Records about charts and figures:
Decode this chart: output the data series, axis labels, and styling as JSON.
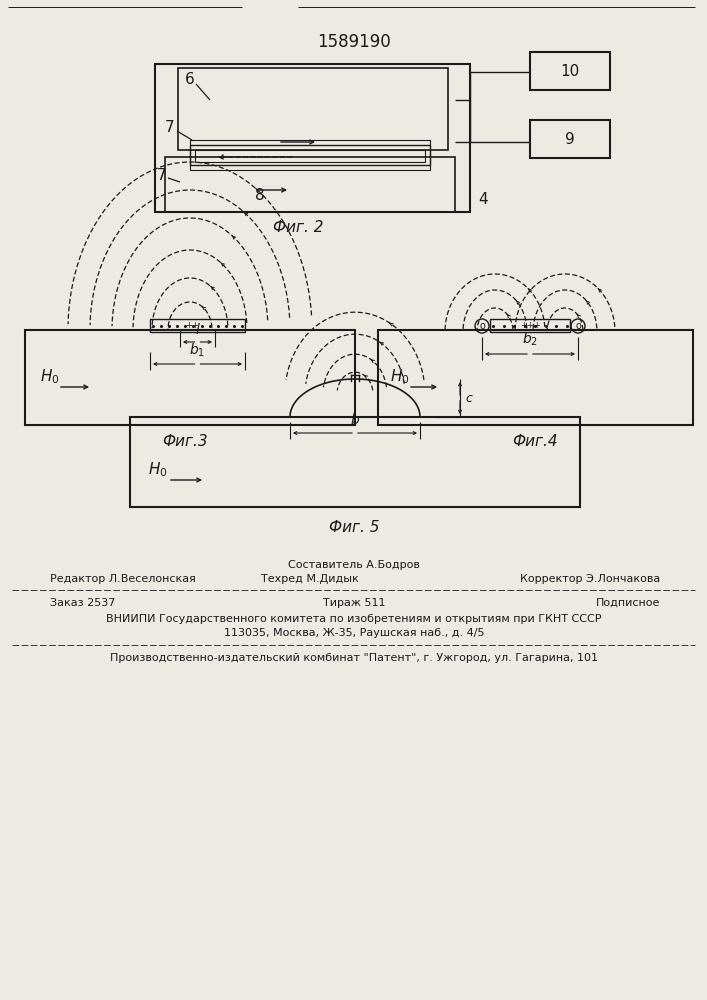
{
  "title": "1589190",
  "bg_color": "#ede9e3",
  "line_color": "#1a1a1a",
  "fig2_label": "Фиг. 2",
  "fig3_label": "Фиг.3",
  "fig4_label": "Фиг.4",
  "fig5_label": "Фиг. 5"
}
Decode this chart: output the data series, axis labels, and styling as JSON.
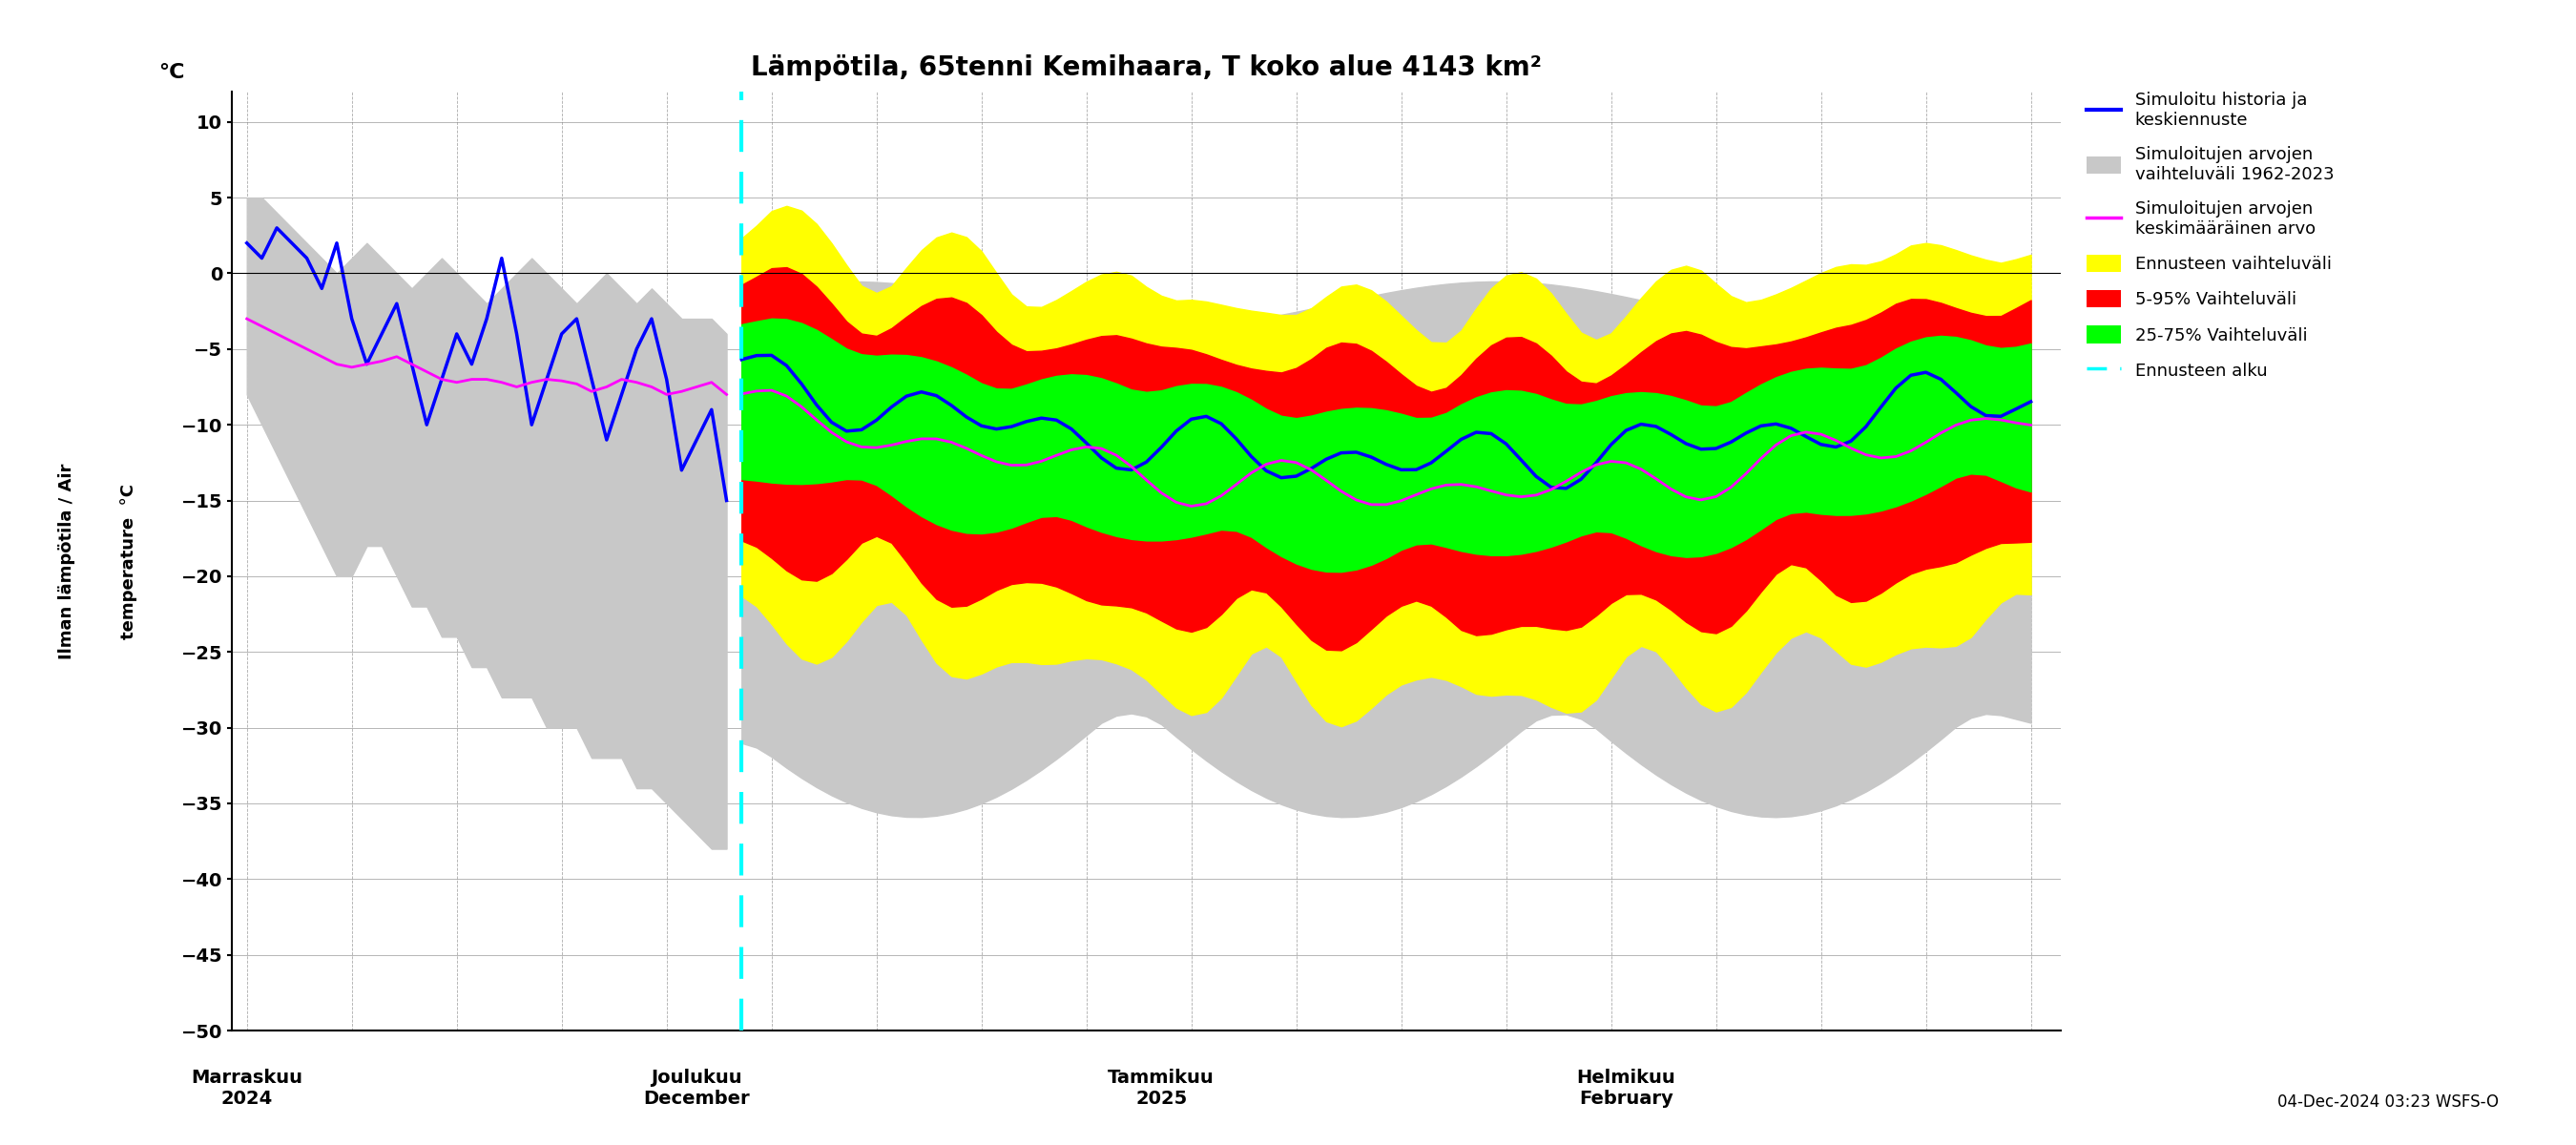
{
  "title": "Lämpötila, 65tenni Kemihaara, T koko alue 4143 km²",
  "ylabel_fi": "Ilman lämpötila / Air",
  "ylabel_en": "temperature  °C",
  "ylabel_left": "°C",
  "timestamp": "04-Dec-2024 03:23 WSFS-O",
  "ylim": [
    -50,
    12
  ],
  "yticks": [
    -50,
    -45,
    -40,
    -35,
    -30,
    -25,
    -20,
    -15,
    -10,
    -5,
    0,
    5,
    10
  ],
  "background_color": "#ffffff",
  "colors": {
    "gray_band": "#c8c8c8",
    "yellow_band": "#ffff00",
    "red_band": "#ff0000",
    "green_band": "#00ff00",
    "blue_line": "#0000ff",
    "magenta_line": "#ff00ff",
    "cyan_dashed": "#00ffff"
  }
}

Task to carry out => Reproduce the full material exactly, excluding the pictures.

Result below =>
Decode this chart: output the data series, axis labels, and styling as JSON.
{
  "title": "1589190",
  "bg_color": "#ede9e3",
  "line_color": "#1a1a1a",
  "fig2_label": "Фиг. 2",
  "fig3_label": "Фиг.3",
  "fig4_label": "Фиг.4",
  "fig5_label": "Фиг. 5"
}
Decode this chart: output the data series, axis labels, and styling as JSON.
{
  "title": "Lämpötila, 65tenni Kemihaara, T koko alue 4143 km²",
  "ylabel_fi": "Ilman lämpötila / Air",
  "ylabel_en": "temperature  °C",
  "ylabel_left": "°C",
  "timestamp": "04-Dec-2024 03:23 WSFS-O",
  "ylim": [
    -50,
    12
  ],
  "yticks": [
    -50,
    -45,
    -40,
    -35,
    -30,
    -25,
    -20,
    -15,
    -10,
    -5,
    0,
    5,
    10
  ],
  "background_color": "#ffffff",
  "colors": {
    "gray_band": "#c8c8c8",
    "yellow_band": "#ffff00",
    "red_band": "#ff0000",
    "green_band": "#00ff00",
    "blue_line": "#0000ff",
    "magenta_line": "#ff00ff",
    "cyan_dashed": "#00ffff"
  }
}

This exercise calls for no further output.